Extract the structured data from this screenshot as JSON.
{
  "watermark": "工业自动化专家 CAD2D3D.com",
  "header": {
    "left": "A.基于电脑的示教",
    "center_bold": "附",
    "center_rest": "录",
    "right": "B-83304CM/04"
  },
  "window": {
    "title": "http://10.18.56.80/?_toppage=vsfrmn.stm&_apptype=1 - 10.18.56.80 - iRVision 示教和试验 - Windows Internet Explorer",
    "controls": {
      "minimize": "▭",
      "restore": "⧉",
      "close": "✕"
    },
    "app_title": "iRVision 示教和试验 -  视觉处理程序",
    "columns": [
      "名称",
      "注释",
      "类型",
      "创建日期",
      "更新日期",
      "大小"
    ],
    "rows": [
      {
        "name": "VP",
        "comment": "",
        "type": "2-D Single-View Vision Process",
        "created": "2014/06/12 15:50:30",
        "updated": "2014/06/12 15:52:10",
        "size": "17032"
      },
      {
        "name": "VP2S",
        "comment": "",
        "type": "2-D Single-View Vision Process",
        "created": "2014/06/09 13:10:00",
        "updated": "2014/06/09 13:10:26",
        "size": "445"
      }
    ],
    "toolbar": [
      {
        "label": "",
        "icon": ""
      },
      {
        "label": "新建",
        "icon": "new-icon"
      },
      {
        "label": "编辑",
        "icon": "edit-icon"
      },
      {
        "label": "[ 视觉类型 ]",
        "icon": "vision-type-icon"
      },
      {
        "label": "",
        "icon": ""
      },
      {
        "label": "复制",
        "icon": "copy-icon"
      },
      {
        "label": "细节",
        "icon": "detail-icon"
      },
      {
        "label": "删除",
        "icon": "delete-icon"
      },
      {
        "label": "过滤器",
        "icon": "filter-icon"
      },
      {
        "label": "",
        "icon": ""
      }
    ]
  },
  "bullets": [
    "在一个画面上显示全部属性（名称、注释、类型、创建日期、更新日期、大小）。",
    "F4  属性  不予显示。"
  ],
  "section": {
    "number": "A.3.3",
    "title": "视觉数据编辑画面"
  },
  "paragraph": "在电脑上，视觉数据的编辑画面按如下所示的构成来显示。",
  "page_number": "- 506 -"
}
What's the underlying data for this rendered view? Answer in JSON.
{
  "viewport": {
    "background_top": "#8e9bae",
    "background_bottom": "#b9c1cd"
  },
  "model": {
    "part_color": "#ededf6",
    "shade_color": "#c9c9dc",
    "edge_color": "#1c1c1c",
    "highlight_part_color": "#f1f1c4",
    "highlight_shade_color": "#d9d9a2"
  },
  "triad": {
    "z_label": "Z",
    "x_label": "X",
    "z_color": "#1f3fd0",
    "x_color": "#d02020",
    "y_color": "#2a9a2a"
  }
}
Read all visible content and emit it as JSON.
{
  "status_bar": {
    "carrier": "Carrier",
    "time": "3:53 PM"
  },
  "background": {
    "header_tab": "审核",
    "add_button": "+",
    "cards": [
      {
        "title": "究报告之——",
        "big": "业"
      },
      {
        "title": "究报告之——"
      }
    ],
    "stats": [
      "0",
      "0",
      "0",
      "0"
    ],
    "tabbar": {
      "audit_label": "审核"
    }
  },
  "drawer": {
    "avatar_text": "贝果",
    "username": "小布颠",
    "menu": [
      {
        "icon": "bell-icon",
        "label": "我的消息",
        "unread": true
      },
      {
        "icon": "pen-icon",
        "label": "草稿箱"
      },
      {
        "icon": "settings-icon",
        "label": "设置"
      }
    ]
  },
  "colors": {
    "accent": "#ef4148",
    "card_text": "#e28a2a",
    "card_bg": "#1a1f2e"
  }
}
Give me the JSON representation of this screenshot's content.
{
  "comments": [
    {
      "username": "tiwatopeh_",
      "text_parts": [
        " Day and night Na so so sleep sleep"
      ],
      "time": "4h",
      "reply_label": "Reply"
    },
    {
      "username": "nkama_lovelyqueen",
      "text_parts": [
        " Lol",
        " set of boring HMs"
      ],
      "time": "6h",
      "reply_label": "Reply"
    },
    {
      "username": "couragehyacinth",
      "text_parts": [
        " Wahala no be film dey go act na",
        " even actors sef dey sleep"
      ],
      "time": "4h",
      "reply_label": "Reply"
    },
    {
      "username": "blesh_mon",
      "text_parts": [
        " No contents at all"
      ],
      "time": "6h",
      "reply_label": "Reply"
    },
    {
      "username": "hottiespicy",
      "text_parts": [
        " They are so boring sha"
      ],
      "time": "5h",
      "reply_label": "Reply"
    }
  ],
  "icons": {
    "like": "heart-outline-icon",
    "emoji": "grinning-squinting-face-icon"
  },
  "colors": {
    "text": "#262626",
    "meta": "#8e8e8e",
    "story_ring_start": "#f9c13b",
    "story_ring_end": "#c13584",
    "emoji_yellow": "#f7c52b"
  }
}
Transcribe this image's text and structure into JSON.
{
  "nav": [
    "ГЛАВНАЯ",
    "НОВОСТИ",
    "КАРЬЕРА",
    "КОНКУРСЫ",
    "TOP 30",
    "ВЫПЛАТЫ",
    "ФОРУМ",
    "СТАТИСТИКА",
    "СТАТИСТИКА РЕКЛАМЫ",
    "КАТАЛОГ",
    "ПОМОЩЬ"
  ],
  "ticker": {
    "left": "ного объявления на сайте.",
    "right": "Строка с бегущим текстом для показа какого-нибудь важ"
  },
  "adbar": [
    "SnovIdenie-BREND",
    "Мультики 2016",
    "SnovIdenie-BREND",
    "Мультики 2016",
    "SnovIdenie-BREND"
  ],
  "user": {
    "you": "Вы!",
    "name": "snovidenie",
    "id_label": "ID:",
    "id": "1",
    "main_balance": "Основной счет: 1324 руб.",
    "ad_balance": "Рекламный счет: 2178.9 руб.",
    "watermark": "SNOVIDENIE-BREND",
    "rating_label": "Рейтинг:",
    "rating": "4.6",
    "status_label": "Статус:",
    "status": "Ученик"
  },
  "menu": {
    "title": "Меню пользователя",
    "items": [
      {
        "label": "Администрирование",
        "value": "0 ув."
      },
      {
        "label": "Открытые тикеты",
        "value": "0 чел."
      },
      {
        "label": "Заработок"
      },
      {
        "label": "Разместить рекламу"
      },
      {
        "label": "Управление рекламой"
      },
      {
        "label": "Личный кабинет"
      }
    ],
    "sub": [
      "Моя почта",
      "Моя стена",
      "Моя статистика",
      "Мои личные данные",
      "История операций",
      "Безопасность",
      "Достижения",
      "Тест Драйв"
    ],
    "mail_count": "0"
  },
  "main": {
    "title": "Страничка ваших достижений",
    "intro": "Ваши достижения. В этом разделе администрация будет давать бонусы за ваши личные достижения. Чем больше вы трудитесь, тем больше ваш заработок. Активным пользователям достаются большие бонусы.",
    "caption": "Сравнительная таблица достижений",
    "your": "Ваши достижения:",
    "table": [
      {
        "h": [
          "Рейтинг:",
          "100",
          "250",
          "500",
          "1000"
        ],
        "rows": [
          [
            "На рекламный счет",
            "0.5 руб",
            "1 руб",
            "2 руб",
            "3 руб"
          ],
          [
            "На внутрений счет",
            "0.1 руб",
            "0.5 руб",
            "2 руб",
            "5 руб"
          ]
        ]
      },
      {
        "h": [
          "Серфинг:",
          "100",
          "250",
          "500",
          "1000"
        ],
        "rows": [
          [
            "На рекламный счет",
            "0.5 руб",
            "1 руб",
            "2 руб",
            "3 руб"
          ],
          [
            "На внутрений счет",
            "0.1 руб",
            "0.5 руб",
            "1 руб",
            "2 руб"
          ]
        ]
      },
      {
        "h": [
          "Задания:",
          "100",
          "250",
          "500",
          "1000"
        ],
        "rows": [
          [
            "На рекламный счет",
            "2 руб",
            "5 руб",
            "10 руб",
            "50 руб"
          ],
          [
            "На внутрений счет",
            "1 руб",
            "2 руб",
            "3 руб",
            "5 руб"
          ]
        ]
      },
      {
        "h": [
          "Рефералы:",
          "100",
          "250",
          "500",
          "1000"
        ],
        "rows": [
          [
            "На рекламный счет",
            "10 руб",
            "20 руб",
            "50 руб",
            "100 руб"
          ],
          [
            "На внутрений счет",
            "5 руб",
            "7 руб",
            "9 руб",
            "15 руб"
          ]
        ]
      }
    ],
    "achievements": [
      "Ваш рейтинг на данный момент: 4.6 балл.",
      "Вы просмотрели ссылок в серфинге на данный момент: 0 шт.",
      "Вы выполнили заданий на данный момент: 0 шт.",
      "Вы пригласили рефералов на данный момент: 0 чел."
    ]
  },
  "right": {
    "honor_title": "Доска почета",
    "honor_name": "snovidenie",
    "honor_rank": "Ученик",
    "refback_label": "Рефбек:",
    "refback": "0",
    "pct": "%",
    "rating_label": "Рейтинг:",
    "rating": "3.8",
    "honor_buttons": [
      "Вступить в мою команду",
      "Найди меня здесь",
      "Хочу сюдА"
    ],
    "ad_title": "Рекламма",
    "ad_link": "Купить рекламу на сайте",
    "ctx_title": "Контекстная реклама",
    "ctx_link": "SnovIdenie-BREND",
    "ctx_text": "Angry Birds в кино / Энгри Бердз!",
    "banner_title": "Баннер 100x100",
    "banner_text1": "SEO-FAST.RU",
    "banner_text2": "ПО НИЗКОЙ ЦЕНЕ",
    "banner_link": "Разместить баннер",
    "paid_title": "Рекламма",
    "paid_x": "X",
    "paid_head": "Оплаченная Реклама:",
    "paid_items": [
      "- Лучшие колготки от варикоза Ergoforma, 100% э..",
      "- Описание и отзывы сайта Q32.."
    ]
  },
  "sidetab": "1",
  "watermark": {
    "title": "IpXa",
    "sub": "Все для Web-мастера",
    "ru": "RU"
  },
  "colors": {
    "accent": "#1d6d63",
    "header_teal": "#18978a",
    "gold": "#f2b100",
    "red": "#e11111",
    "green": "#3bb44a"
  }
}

● ● ●

**EXERCISE DESCRIPTION:** Which lines in the listing above hold the word "BREND"? Show each of them.

**TASK RESULT:**
    "SnovIdenie-BREND",
    "SnovIdenie-BREND",
    "SnovIdenie-BREND"
    "watermark": "SNOVIDENIE-BREND",
    "ctx_link": "SnovIdenie-BREND",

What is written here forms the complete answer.